▶ **COMPITO ASSEGNATO**:
Trasforma le righe di tutte le voci seguenti in un elenco numerato, omettendo le righe vuote. Escludi le immagini dalla risposta.

▶ **MATERIALE DI PARTENZA**:
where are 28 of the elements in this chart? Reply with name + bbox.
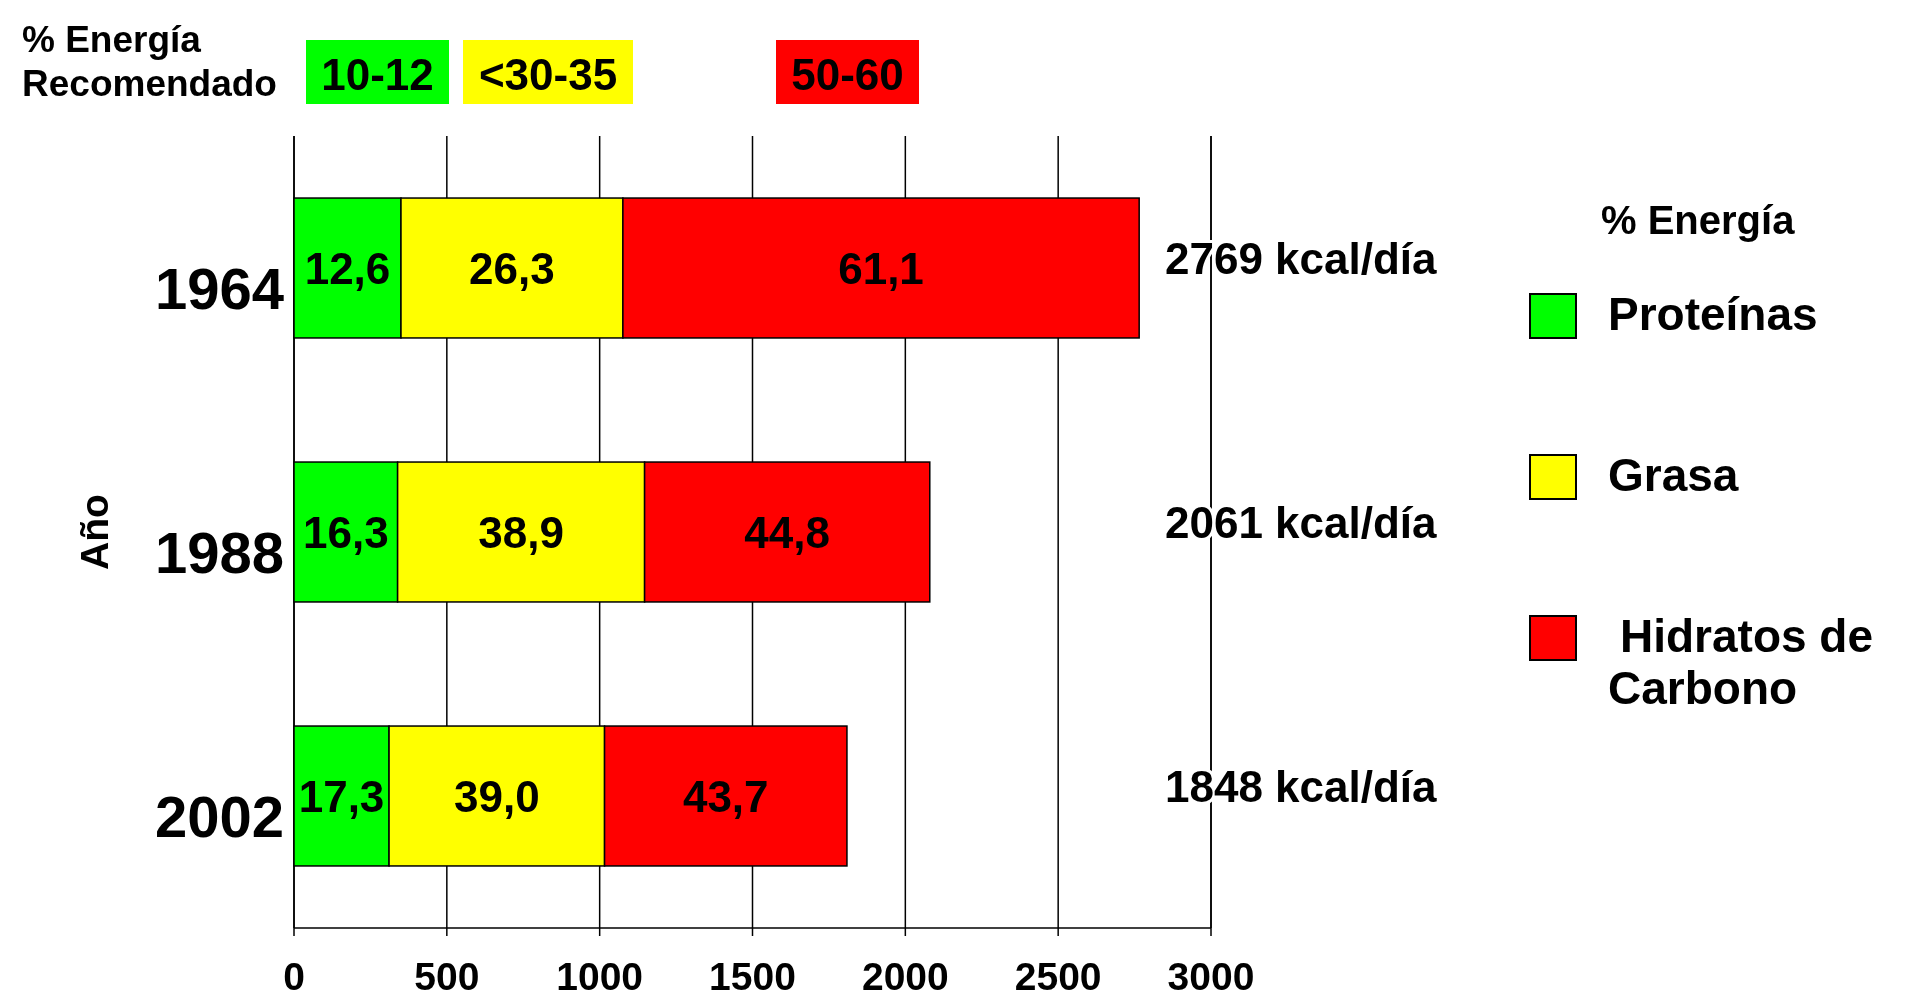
text: 50-60 <box>791 49 904 99</box>
y-axis-title: Año <box>73 494 116 570</box>
x-tick-label: 500 <box>414 955 480 998</box>
x-tick-label: 1000 <box>556 955 644 998</box>
annotation: 39,0 <box>453 771 540 821</box>
y-tick-label: 1988 <box>154 519 284 585</box>
annotation: 38,9 <box>478 507 564 557</box>
annotation: 61,1 <box>838 243 924 293</box>
x-tick-label: 1500 <box>709 955 796 998</box>
y-tick-label: 1964 <box>154 255 284 321</box>
annotation: 26,3 <box>469 243 555 293</box>
legend-title: % Energía <box>1601 198 1796 242</box>
annotation: 17,3 <box>298 771 385 821</box>
annotation: 16,3 <box>302 507 389 557</box>
x-tick-label: 2500 <box>1014 955 1102 998</box>
legend-label: Grasa <box>1608 449 1739 501</box>
annotation: 12,6 <box>304 243 391 293</box>
y-tick-label: 2002 <box>154 783 284 849</box>
text: % Energía Recomendado <box>22 19 277 104</box>
x-tick-label: 3000 <box>1167 955 1255 998</box>
x-tick-label: 0 <box>283 955 305 998</box>
text: 10-12 <box>321 49 434 99</box>
legend-label: Proteínas <box>1608 288 1818 340</box>
annotation: 44,8 <box>744 507 831 557</box>
annotation: 43,7 <box>682 771 769 821</box>
x-tick-label: 2000 <box>861 955 949 998</box>
legend-label: Hidratos de Carbono <box>1608 610 1874 714</box>
text: <30-35 <box>478 49 618 99</box>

▶ **SOLUZIONE PROPOSTA**:
1. where are 28 of the elements in this chart? Reply with name + bbox.
2. text: 50-60 <box>791 49 904 99</box>
3. y-axis-title: Año <box>73 494 116 570</box>
4. x-tick-label: 500 <box>414 955 480 998</box>
5. x-tick-label: 1000 <box>556 955 644 998</box>
6. annotation: 39,0 <box>453 771 540 821</box>
7. y-tick-label: 1988 <box>154 519 284 585</box>
8. annotation: 38,9 <box>478 507 564 557</box>
9. annotation: 61,1 <box>838 243 924 293</box>
10. x-tick-label: 1500 <box>709 955 796 998</box>
11. y-tick-label: 1964 <box>154 255 284 321</box>
12. annotation: 26,3 <box>469 243 555 293</box>
13. legend-title: % Energía <box>1601 198 1796 242</box>
14. annotation: 17,3 <box>298 771 385 821</box>
15. annotation: 16,3 <box>302 507 389 557</box>
16. x-tick-label: 2500 <box>1014 955 1102 998</box>
17. legend-label: Grasa <box>1608 449 1739 501</box>
18. annotation: 12,6 <box>304 243 391 293</box>
19. y-tick-label: 2002 <box>154 783 284 849</box>
20. text: % Energía Recomendado <box>22 19 277 104</box>
21. x-tick-label: 3000 <box>1167 955 1255 998</box>
22. x-tick-label: 0 <box>283 955 305 998</box>
23. text: 10-12 <box>321 49 434 99</box>
24. legend-label: Proteínas <box>1608 288 1818 340</box>
25. annotation: 44,8 <box>744 507 831 557</box>
26. annotation: 43,7 <box>682 771 769 821</box>
27. x-tick-label: 2000 <box>861 955 949 998</box>
28. legend-label: Hidratos de Carbono <box>1608 610 1874 714</box>
29. text: <30-35 <box>478 49 618 99</box>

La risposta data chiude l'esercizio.